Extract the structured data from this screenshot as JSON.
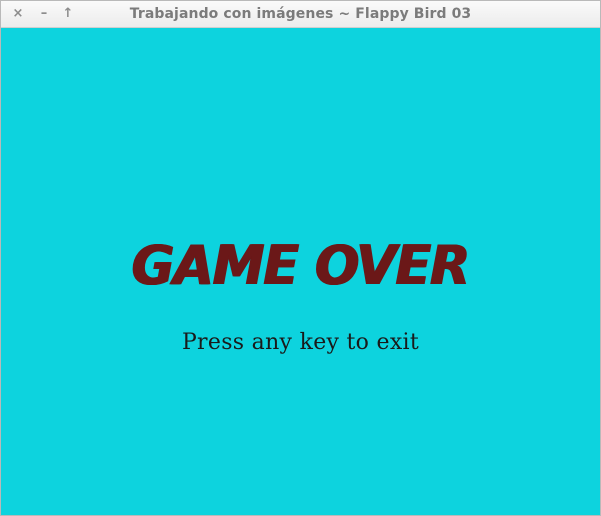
{
  "window": {
    "title": "Trabajando con imágenes ~ Flappy Bird 03",
    "close_glyph": "×",
    "minimize_glyph": "–",
    "maximize_glyph": "↑"
  },
  "game": {
    "headline": "GAME OVER",
    "prompt": "Press any key to exit",
    "colors": {
      "background": "#0dd3de",
      "headline": "#6b1818",
      "prompt": "#1a1a1a"
    }
  }
}
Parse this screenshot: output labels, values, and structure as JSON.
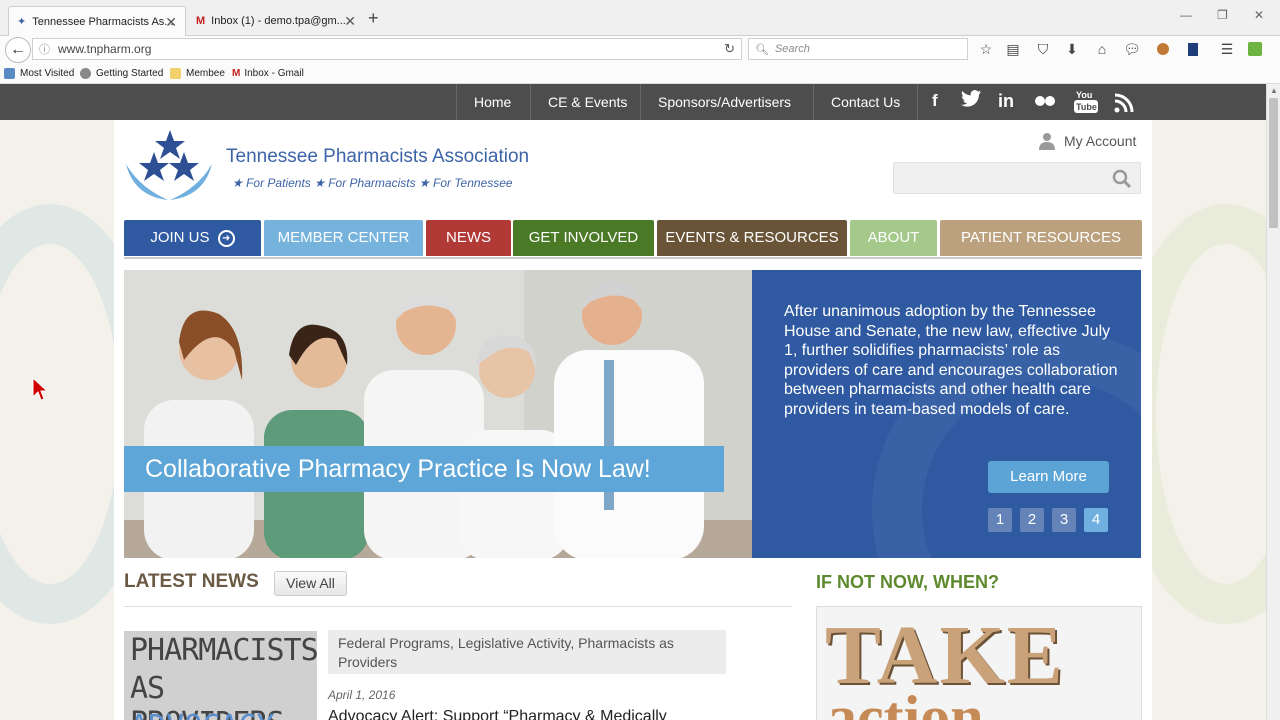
{
  "browser": {
    "tabs": [
      {
        "title": "Tennessee Pharmacists As...",
        "active": true
      },
      {
        "title": "Inbox (1) - demo.tpa@gm...",
        "active": false
      }
    ],
    "url": "www.tnpharm.org",
    "search_placeholder": "Search",
    "bookmarks": [
      "Most Visited",
      "Getting Started",
      "Membee",
      "Inbox - Gmail"
    ]
  },
  "topnav": {
    "items": [
      "Home",
      "CE & Events",
      "Sponsors/Advertisers",
      "Contact Us"
    ],
    "social_icons": [
      "facebook-icon",
      "twitter-icon",
      "linkedin-icon",
      "flickr-icon",
      "youtube-icon",
      "rss-icon"
    ]
  },
  "header": {
    "org_name": "Tennessee Pharmacists Association",
    "tagline": "★ For Patients ★ For Pharmacists ★ For Tennessee",
    "account_label": "My Account"
  },
  "mainnav": {
    "items": [
      {
        "label": "JOIN US",
        "color": "#2f5aa2"
      },
      {
        "label": "MEMBER CENTER",
        "color": "#75b3dd"
      },
      {
        "label": "NEWS",
        "color": "#b13a36"
      },
      {
        "label": "GET INVOLVED",
        "color": "#4a7a26"
      },
      {
        "label": "EVENTS & RESOURCES",
        "color": "#6a5437"
      },
      {
        "label": "ABOUT",
        "color": "#a4c98a"
      },
      {
        "label": "PATIENT RESOURCES",
        "color": "#bba17d"
      }
    ]
  },
  "banner": {
    "headline": "Collaborative Pharmacy Practice Is Now Law!",
    "body": "After unanimous adoption by the Tennessee House and Senate, the new law, effective July 1, further solidifies pharmacists’ role as providers of care and encourages collaboration between pharmacists and other health care providers in team-based models of care.",
    "button": "Learn More",
    "pages": [
      "1",
      "2",
      "3",
      "4"
    ],
    "active_page": "4"
  },
  "news": {
    "title": "LATEST NEWS",
    "view_all": "View All",
    "thumb_line1": "PHARMACISTS",
    "thumb_line2": "AS PROVIDERS",
    "thumb_line3": "ADVOCACY",
    "categories": "Federal Programs, Legislative Activity, Pharmacists as Providers",
    "date": "April 1, 2016",
    "headline": "Advocacy Alert: Support “Pharmacy & Medically"
  },
  "sidebar": {
    "title": "IF NOT NOW, WHEN?",
    "img_word1": "TAKE",
    "img_word2": "action"
  }
}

# Try it
Scan the listing above and identify each line holding the string "Pharmacy"; copy every such line.

# Expected answer
    "headline": "Collaborative Pharmacy Practice Is Now Law!",
    "headline": "Advocacy Alert: Support “Pharmacy & Medically"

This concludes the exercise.